Source material –
»»

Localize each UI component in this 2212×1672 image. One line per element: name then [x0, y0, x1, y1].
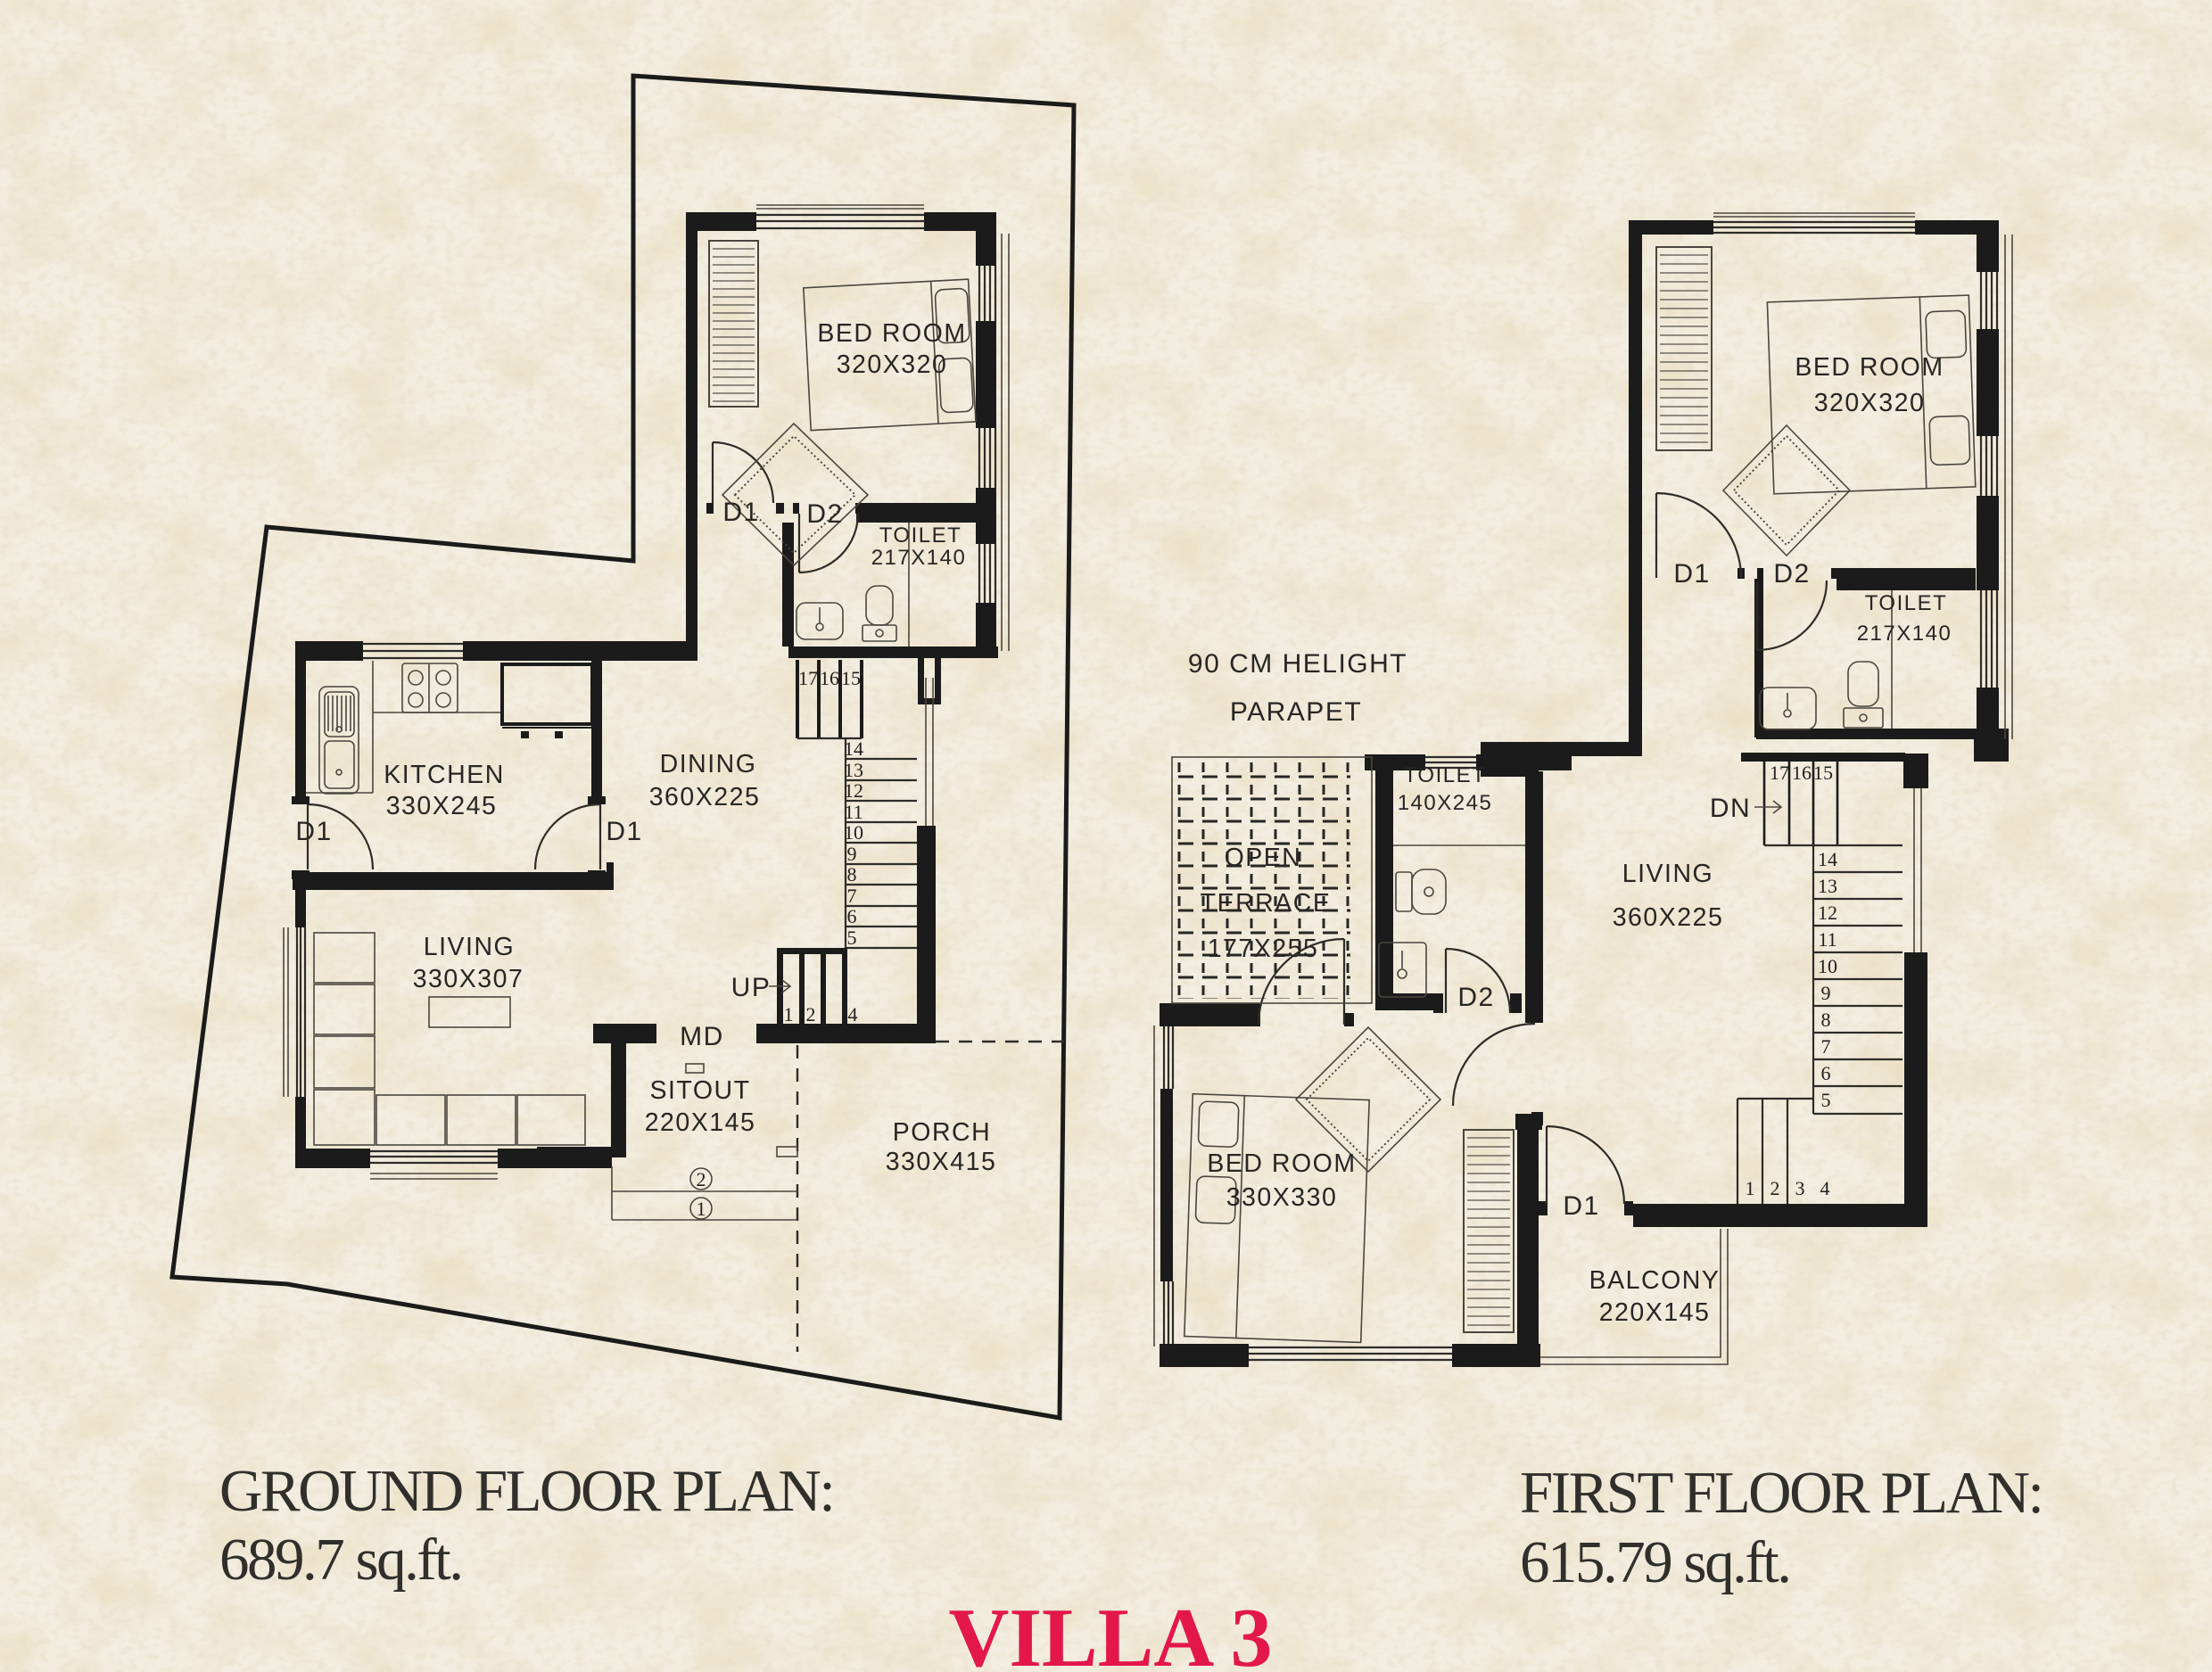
svg-text:TOILET: TOILET [1865, 591, 1948, 615]
svg-text:16: 16 [820, 667, 839, 689]
svg-text:BED ROOM: BED ROOM [817, 319, 966, 348]
svg-text:11: 11 [844, 801, 863, 823]
svg-text:12: 12 [1818, 902, 1837, 924]
svg-text:DN: DN [1710, 794, 1751, 823]
svg-text:8: 8 [1821, 1009, 1831, 1031]
svg-text:TERRACE: TERRACE [1201, 889, 1332, 918]
svg-text:5: 5 [847, 927, 857, 949]
svg-text:330X307: 330X307 [413, 965, 524, 993]
svg-text:3: 3 [1795, 1177, 1805, 1199]
svg-text:1: 1 [697, 1198, 706, 1220]
svg-text:8: 8 [847, 863, 857, 885]
svg-text:6: 6 [1821, 1062, 1831, 1084]
svg-text:14: 14 [1818, 848, 1837, 870]
svg-text:217X140: 217X140 [871, 546, 967, 570]
svg-text:D1: D1 [295, 817, 332, 846]
svg-text:D1: D1 [1673, 559, 1710, 589]
svg-text:12: 12 [844, 779, 863, 802]
svg-text:PORCH: PORCH [893, 1118, 991, 1147]
svg-text:220X145: 220X145 [1599, 1298, 1711, 1327]
svg-text:VILLA 3: VILLA 3 [948, 1592, 1272, 1672]
svg-text:BED ROOM: BED ROOM [1795, 353, 1944, 382]
svg-text:D2: D2 [806, 499, 843, 529]
svg-text:360X225: 360X225 [649, 783, 761, 811]
svg-text:D2: D2 [1457, 983, 1494, 1012]
svg-text:4: 4 [848, 1003, 858, 1025]
svg-text:9: 9 [1821, 982, 1831, 1004]
svg-text:217X140: 217X140 [1857, 622, 1952, 646]
svg-text:90 CM HELIGHT: 90 CM HELIGHT [1188, 649, 1407, 679]
svg-text:FIRST FLOOR PLAN:: FIRST FLOOR PLAN: [1520, 1460, 2042, 1526]
svg-text:BALCONY: BALCONY [1589, 1266, 1721, 1295]
svg-text:15: 15 [1813, 762, 1833, 784]
svg-text:1: 1 [784, 1003, 794, 1025]
svg-text:D2: D2 [1773, 559, 1810, 589]
svg-text:11: 11 [1818, 928, 1836, 951]
svg-text:KITCHEN: KITCHEN [384, 761, 505, 789]
svg-text:5: 5 [1821, 1089, 1831, 1111]
svg-text:177X255: 177X255 [1208, 935, 1319, 963]
svg-text:D1: D1 [722, 498, 759, 527]
svg-text:140X245: 140X245 [1398, 791, 1493, 815]
svg-text:615.79 sq.ft.: 615.79 sq.ft. [1520, 1529, 1790, 1595]
svg-text:17: 17 [798, 667, 818, 689]
svg-text:7: 7 [847, 885, 857, 907]
svg-text:6: 6 [847, 905, 857, 927]
svg-text:15: 15 [841, 667, 861, 689]
svg-text:10: 10 [844, 821, 863, 844]
svg-text:330X415: 330X415 [886, 1148, 997, 1176]
svg-text:SITOUT: SITOUT [650, 1076, 751, 1105]
svg-text:320X320: 320X320 [837, 350, 948, 379]
svg-text:1: 1 [1746, 1177, 1755, 1199]
svg-text:OPEN: OPEN [1225, 844, 1302, 872]
svg-text:14: 14 [844, 737, 863, 760]
svg-text:2: 2 [806, 1003, 816, 1025]
svg-text:320X320: 320X320 [1814, 389, 1926, 417]
svg-text:330X245: 330X245 [386, 792, 498, 820]
svg-text:16: 16 [1792, 762, 1812, 784]
svg-text:360X225: 360X225 [1613, 903, 1724, 932]
svg-text:BED ROOM: BED ROOM [1207, 1149, 1356, 1178]
svg-text:TOILET: TOILET [1404, 763, 1487, 787]
svg-text:13: 13 [844, 759, 863, 781]
svg-text:2: 2 [1770, 1177, 1780, 1199]
svg-text:UP: UP [731, 973, 772, 1002]
svg-text:17: 17 [1770, 762, 1789, 784]
svg-text:7: 7 [1821, 1035, 1831, 1058]
svg-text:220X145: 220X145 [645, 1108, 756, 1137]
svg-text:D1: D1 [1563, 1191, 1599, 1221]
svg-text:LIVING: LIVING [424, 933, 515, 961]
svg-text:D1: D1 [606, 817, 642, 846]
svg-text:MD: MD [680, 1022, 724, 1051]
svg-text:PARAPET: PARAPET [1230, 697, 1362, 727]
svg-text:GROUND FLOOR PLAN:: GROUND FLOOR PLAN: [219, 1458, 833, 1524]
svg-text:TOILET: TOILET [879, 523, 962, 548]
svg-text:9: 9 [847, 843, 857, 865]
svg-text:4: 4 [1820, 1177, 1830, 1199]
svg-text:LIVING: LIVING [1622, 860, 1713, 888]
svg-text:13: 13 [1818, 875, 1837, 897]
svg-text:DINING: DINING [660, 750, 757, 778]
svg-text:689.7 sq.ft.: 689.7 sq.ft. [219, 1527, 462, 1593]
svg-text:330X330: 330X330 [1226, 1183, 1338, 1212]
svg-text:10: 10 [1818, 955, 1837, 977]
svg-text:2: 2 [697, 1168, 706, 1190]
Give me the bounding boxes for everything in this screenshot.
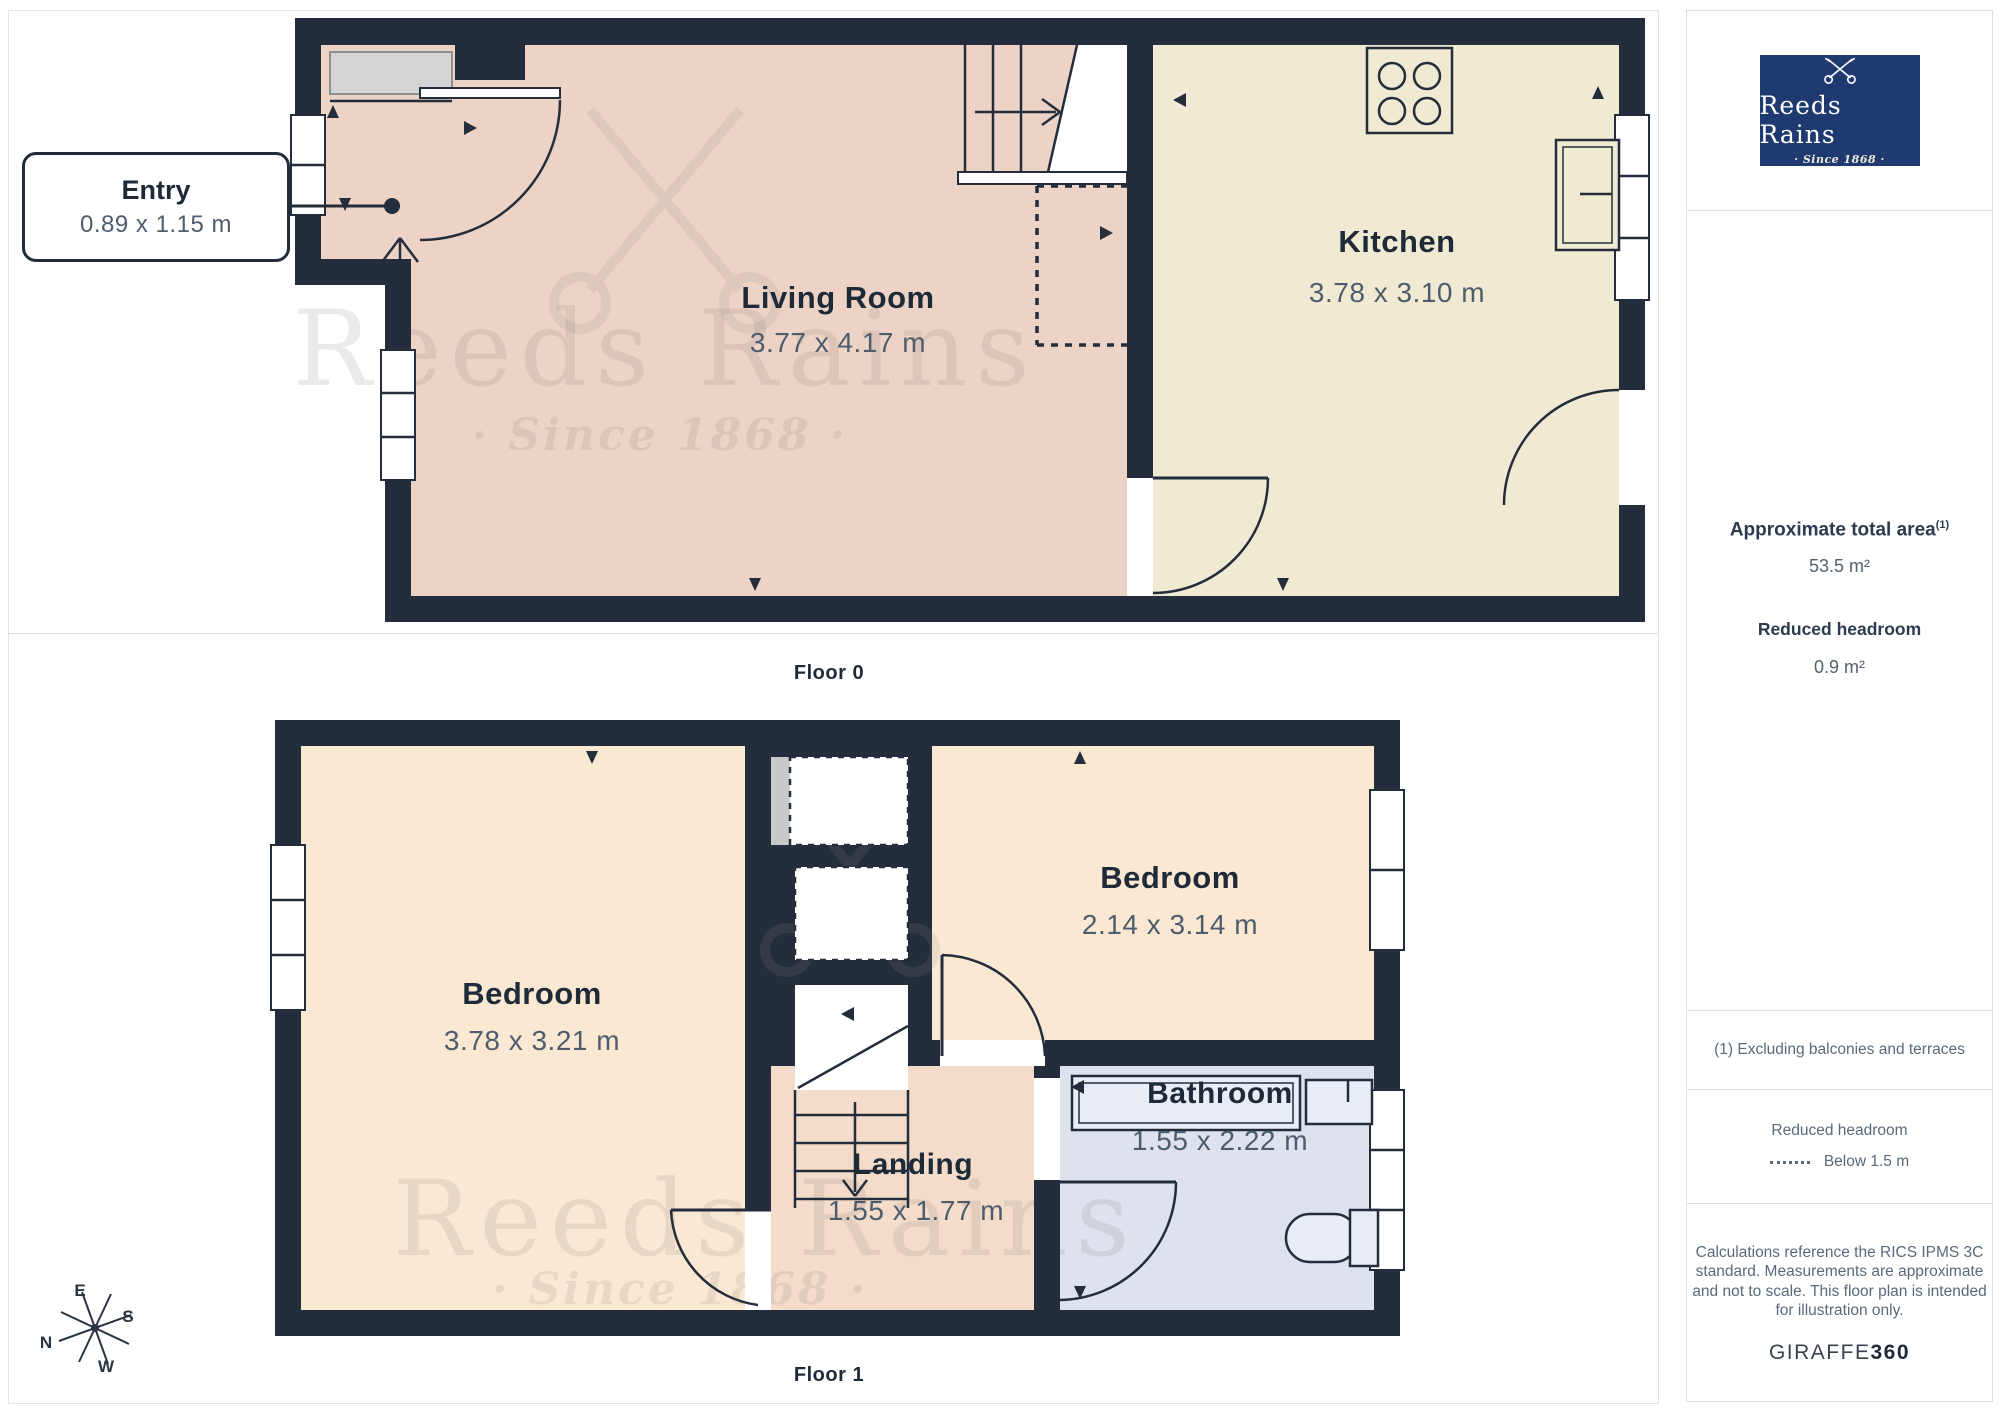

««

Exercise prompt – Please copy every line of the records above word for word, leaving out the pictures.

Reply –
Localize each UI component in this 2212×1672 image. One line per element: name then [x0, y0, x1, y1].
svg-text:TOILET: TOILET [1865, 591, 1948, 615]
svg-text:16: 16 [820, 667, 839, 689]
svg-text:BED ROOM: BED ROOM [817, 319, 966, 348]
svg-text:11: 11 [844, 801, 863, 823]
svg-text:12: 12 [1818, 902, 1837, 924]
svg-text:DN: DN [1710, 794, 1751, 823]
svg-text:8: 8 [1821, 1009, 1831, 1031]
svg-text:TERRACE: TERRACE [1201, 889, 1332, 918]
svg-text:5: 5 [847, 927, 857, 949]
svg-text:330X307: 330X307 [413, 965, 524, 993]
svg-text:3: 3 [1795, 1177, 1805, 1199]
svg-text:1: 1 [697, 1198, 706, 1220]
svg-text:8: 8 [847, 863, 857, 885]
svg-text:6: 6 [1821, 1062, 1831, 1084]
svg-text:14: 14 [1818, 848, 1837, 870]
svg-text:217X140: 217X140 [871, 546, 967, 570]
svg-text:D1: D1 [295, 817, 332, 846]
svg-text:D1: D1 [1673, 559, 1710, 589]
svg-text:12: 12 [844, 779, 863, 802]
svg-text:PORCH: PORCH [893, 1118, 991, 1147]
svg-text:220X145: 220X145 [1599, 1298, 1711, 1327]
svg-text:VILLA 3: VILLA 3 [948, 1592, 1272, 1672]
svg-text:BED ROOM: BED ROOM [1795, 353, 1944, 382]
svg-text:D2: D2 [806, 499, 843, 529]
svg-text:360X225: 360X225 [649, 783, 761, 811]
svg-text:D2: D2 [1457, 983, 1494, 1012]
svg-text:4: 4 [848, 1003, 858, 1025]
svg-text:9: 9 [1821, 982, 1831, 1004]
svg-text:217X140: 217X140 [1857, 622, 1952, 646]
svg-text:90 CM HELIGHT: 90 CM HELIGHT [1188, 649, 1407, 679]
svg-text:FIRST FLOOR PLAN:: FIRST FLOOR PLAN: [1520, 1460, 2042, 1526]
svg-text:BALCONY: BALCONY [1589, 1266, 1721, 1295]
svg-text:15: 15 [1813, 762, 1833, 784]
svg-text:1: 1 [784, 1003, 794, 1025]
svg-text:D2: D2 [1773, 559, 1810, 589]
svg-text:11: 11 [1818, 928, 1836, 951]
svg-text:KITCHEN: KITCHEN [384, 761, 505, 789]
svg-text:5: 5 [1821, 1089, 1831, 1111]
svg-text:177X255: 177X255 [1208, 935, 1319, 963]
svg-text:D1: D1 [722, 498, 759, 527]
svg-text:140X245: 140X245 [1398, 791, 1493, 815]
svg-text:615.79 sq.ft.: 615.79 sq.ft. [1520, 1529, 1790, 1595]
svg-text:17: 17 [798, 667, 818, 689]
svg-text:7: 7 [847, 885, 857, 907]
svg-text:6: 6 [847, 905, 857, 927]
svg-text:15: 15 [841, 667, 861, 689]
svg-text:10: 10 [844, 821, 863, 844]
svg-text:330X415: 330X415 [886, 1148, 997, 1176]
svg-text:SITOUT: SITOUT [650, 1076, 751, 1105]
svg-text:320X320: 320X320 [837, 350, 948, 379]
svg-text:1: 1 [1746, 1177, 1755, 1199]
svg-text:OPEN: OPEN [1225, 844, 1302, 872]
svg-text:14: 14 [844, 737, 863, 760]
svg-text:2: 2 [806, 1003, 816, 1025]
svg-text:320X320: 320X320 [1814, 389, 1926, 417]
svg-text:330X245: 330X245 [386, 792, 498, 820]
svg-text:16: 16 [1792, 762, 1812, 784]
svg-text:360X225: 360X225 [1613, 903, 1724, 932]
svg-text:BED ROOM: BED ROOM [1207, 1149, 1356, 1178]
svg-text:TOILET: TOILET [1404, 763, 1487, 787]
svg-text:13: 13 [844, 759, 863, 781]
svg-text:2: 2 [1770, 1177, 1780, 1199]
svg-text:UP: UP [731, 973, 772, 1002]
svg-text:17: 17 [1770, 762, 1789, 784]
svg-text:7: 7 [1821, 1035, 1831, 1058]
svg-text:220X145: 220X145 [645, 1108, 756, 1137]
svg-text:D1: D1 [1563, 1191, 1599, 1221]
svg-text:LIVING: LIVING [424, 933, 515, 961]
svg-text:D1: D1 [606, 817, 642, 846]
svg-text:MD: MD [680, 1022, 724, 1051]
svg-text:PARAPET: PARAPET [1230, 697, 1362, 727]
svg-text:GROUND FLOOR PLAN:: GROUND FLOOR PLAN: [219, 1458, 833, 1524]
svg-text:TOILET: TOILET [879, 523, 962, 548]
svg-text:9: 9 [847, 843, 857, 865]
svg-text:4: 4 [1820, 1177, 1830, 1199]
svg-text:LIVING: LIVING [1622, 860, 1713, 888]
svg-text:13: 13 [1818, 875, 1837, 897]
svg-text:DINING: DINING [660, 750, 757, 778]
svg-text:689.7 sq.ft.: 689.7 sq.ft. [219, 1527, 462, 1593]
svg-text:330X330: 330X330 [1226, 1183, 1338, 1212]
svg-text:10: 10 [1818, 955, 1837, 977]
svg-text:2: 2 [697, 1168, 706, 1190]
Give me the bounding boxes for everything in this screenshot.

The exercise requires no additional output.